• _Problem description_: Output every line below exactly.

• _Supplied information_:
--------------------

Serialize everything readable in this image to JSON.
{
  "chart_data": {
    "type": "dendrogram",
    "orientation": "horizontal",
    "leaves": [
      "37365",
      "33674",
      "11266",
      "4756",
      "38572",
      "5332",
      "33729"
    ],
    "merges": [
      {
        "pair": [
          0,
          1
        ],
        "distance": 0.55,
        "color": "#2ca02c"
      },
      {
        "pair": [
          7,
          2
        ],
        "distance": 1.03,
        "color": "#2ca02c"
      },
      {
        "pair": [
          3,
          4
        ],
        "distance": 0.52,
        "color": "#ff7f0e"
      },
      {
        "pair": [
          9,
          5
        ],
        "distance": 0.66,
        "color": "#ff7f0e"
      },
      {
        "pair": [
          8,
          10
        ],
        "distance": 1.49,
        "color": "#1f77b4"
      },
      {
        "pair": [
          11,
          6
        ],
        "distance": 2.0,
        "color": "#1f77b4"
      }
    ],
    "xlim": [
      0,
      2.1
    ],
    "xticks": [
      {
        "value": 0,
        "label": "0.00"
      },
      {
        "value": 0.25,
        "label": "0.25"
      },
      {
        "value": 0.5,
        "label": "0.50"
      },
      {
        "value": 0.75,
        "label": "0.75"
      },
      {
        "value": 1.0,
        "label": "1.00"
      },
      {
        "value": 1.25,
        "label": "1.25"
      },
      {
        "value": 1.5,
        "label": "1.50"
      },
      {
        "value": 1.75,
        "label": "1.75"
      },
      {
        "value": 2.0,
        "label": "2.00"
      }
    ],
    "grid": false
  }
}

--------------------

• _Expected output_:
Serialize everything readable in this image to JSON.
{
  "chart_data": {
    "type": "dendrogram",
    "orientation": "horizontal",
    "leaves": [
      "37365",
      "33674",
      "11266",
      "4756",
      "38572",
      "5332",
      "33729"
    ],
    "merges": [
      {
        "pair": [
          0,
          1
        ],
        "distance": 0.55,
        "color": "#2ca02c"
      },
      {
        "pair": [
          7,
          2
        ],
        "distance": 1.03,
        "color": "#2ca02c"
      },
      {
        "pair": [
          3,
          4
        ],
        "distance": 0.52,
        "color": "#ff7f0e"
      },
      {
        "pair": [
          9,
          5
        ],
        "distance": 0.66,
        "color": "#ff7f0e"
      },
      {
        "pair": [
          8,
          10
        ],
        "distance": 1.49,
        "color": "#1f77b4"
      },
      {
        "pair": [
          11,
          6
        ],
        "distance": 2.0,
        "color": "#1f77b4"
      }
    ],
    "xlim": [
      0,
      2.1
    ],
    "xticks": [
      {
        "value": 0,
        "label": "0.00"
      },
      {
        "value": 0.25,
        "label": "0.25"
      },
      {
        "value": 0.5,
        "label": "0.50"
      },
      {
        "value": 0.75,
        "label": "0.75"
      },
      {
        "value": 1.0,
        "label": "1.00"
      },
      {
        "value": 1.25,
        "label": "1.25"
      },
      {
        "value": 1.5,
        "label": "1.50"
      },
      {
        "value": 1.75,
        "label": "1.75"
      },
      {
        "value": 2.0,
        "label": "2.00"
      }
    ],
    "grid": false
  }
}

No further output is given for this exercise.